▶ **TASK REQUIREMENTS**
All of the records below must be output exactly, with no pictures carried over.
── DATA FOR THIS EXERCISE ──
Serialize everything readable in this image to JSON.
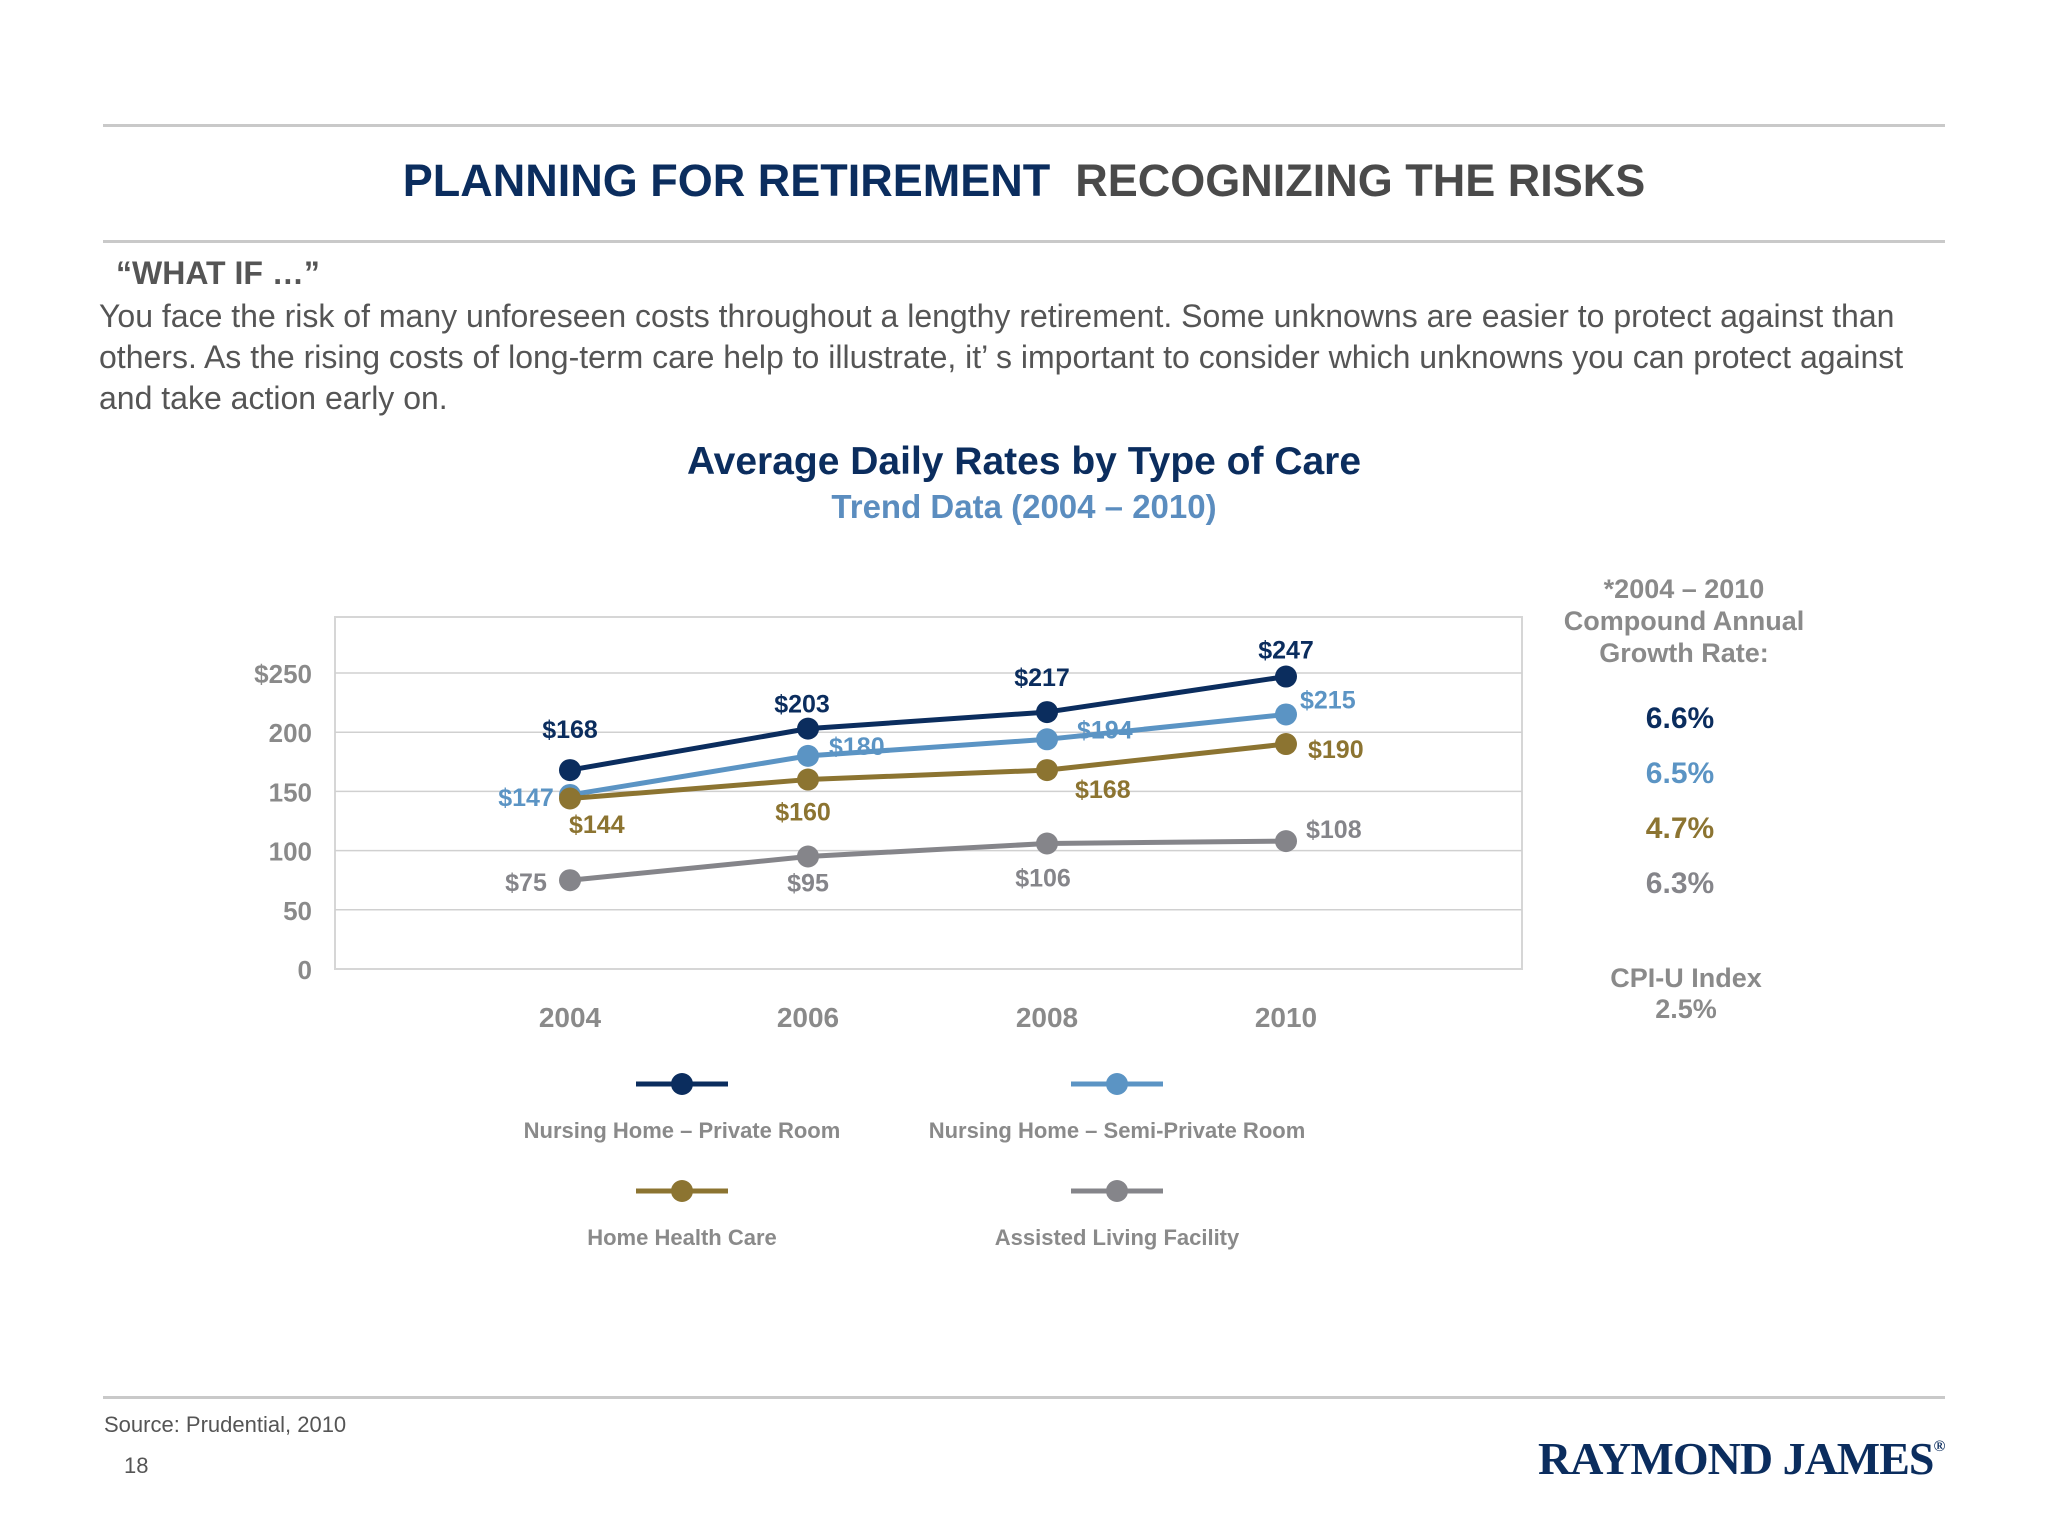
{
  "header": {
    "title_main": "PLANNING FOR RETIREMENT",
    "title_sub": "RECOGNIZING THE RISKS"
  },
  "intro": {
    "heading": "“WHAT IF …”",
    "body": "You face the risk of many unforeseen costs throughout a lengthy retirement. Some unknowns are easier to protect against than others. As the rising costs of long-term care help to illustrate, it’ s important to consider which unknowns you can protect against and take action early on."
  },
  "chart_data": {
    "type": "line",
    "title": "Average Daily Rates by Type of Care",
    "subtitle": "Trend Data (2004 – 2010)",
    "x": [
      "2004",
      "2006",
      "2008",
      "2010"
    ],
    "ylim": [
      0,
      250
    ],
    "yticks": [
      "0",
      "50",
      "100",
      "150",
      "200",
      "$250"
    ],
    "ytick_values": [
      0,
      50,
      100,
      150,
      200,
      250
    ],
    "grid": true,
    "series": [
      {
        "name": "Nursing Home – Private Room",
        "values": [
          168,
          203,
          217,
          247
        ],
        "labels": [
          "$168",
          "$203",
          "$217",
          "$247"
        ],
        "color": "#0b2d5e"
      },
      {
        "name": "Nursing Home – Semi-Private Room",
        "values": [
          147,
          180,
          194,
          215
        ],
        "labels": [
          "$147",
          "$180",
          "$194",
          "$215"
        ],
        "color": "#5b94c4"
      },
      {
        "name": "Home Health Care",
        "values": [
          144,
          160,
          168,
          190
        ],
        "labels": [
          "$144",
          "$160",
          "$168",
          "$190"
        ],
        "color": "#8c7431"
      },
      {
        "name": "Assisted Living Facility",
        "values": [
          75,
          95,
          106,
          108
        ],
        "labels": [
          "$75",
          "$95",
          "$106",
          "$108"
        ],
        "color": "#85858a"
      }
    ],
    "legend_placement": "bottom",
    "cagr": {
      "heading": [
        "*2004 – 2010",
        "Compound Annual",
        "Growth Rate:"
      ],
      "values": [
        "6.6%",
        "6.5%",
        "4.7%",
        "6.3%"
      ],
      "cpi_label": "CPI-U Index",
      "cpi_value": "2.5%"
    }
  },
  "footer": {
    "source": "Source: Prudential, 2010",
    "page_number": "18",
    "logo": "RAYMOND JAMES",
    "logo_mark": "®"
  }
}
───
▶ **TASK RESULT**
Serialize everything readable in this image to JSON.
{
  "header": {
    "title_main": "PLANNING FOR RETIREMENT",
    "title_sub": "RECOGNIZING THE RISKS"
  },
  "intro": {
    "heading": "“WHAT IF …”",
    "body": "You face the risk of many unforeseen costs throughout a lengthy retirement. Some unknowns are easier to protect against than others. As the rising costs of long-term care help to illustrate, it’ s important to consider which unknowns you can protect against and take action early on."
  },
  "chart_data": {
    "type": "line",
    "title": "Average Daily Rates by Type of Care",
    "subtitle": "Trend Data (2004 – 2010)",
    "x": [
      "2004",
      "2006",
      "2008",
      "2010"
    ],
    "ylim": [
      0,
      250
    ],
    "yticks": [
      "0",
      "50",
      "100",
      "150",
      "200",
      "$250"
    ],
    "ytick_values": [
      0,
      50,
      100,
      150,
      200,
      250
    ],
    "grid": true,
    "series": [
      {
        "name": "Nursing Home – Private Room",
        "values": [
          168,
          203,
          217,
          247
        ],
        "labels": [
          "$168",
          "$203",
          "$217",
          "$247"
        ],
        "color": "#0b2d5e"
      },
      {
        "name": "Nursing Home – Semi-Private Room",
        "values": [
          147,
          180,
          194,
          215
        ],
        "labels": [
          "$147",
          "$180",
          "$194",
          "$215"
        ],
        "color": "#5b94c4"
      },
      {
        "name": "Home Health Care",
        "values": [
          144,
          160,
          168,
          190
        ],
        "labels": [
          "$144",
          "$160",
          "$168",
          "$190"
        ],
        "color": "#8c7431"
      },
      {
        "name": "Assisted Living Facility",
        "values": [
          75,
          95,
          106,
          108
        ],
        "labels": [
          "$75",
          "$95",
          "$106",
          "$108"
        ],
        "color": "#85858a"
      }
    ],
    "legend_placement": "bottom",
    "cagr": {
      "heading": [
        "*2004 – 2010",
        "Compound Annual",
        "Growth Rate:"
      ],
      "values": [
        "6.6%",
        "6.5%",
        "4.7%",
        "6.3%"
      ],
      "cpi_label": "CPI-U Index",
      "cpi_value": "2.5%"
    }
  },
  "footer": {
    "source": "Source: Prudential, 2010",
    "page_number": "18",
    "logo": "RAYMOND JAMES",
    "logo_mark": "®"
  }
}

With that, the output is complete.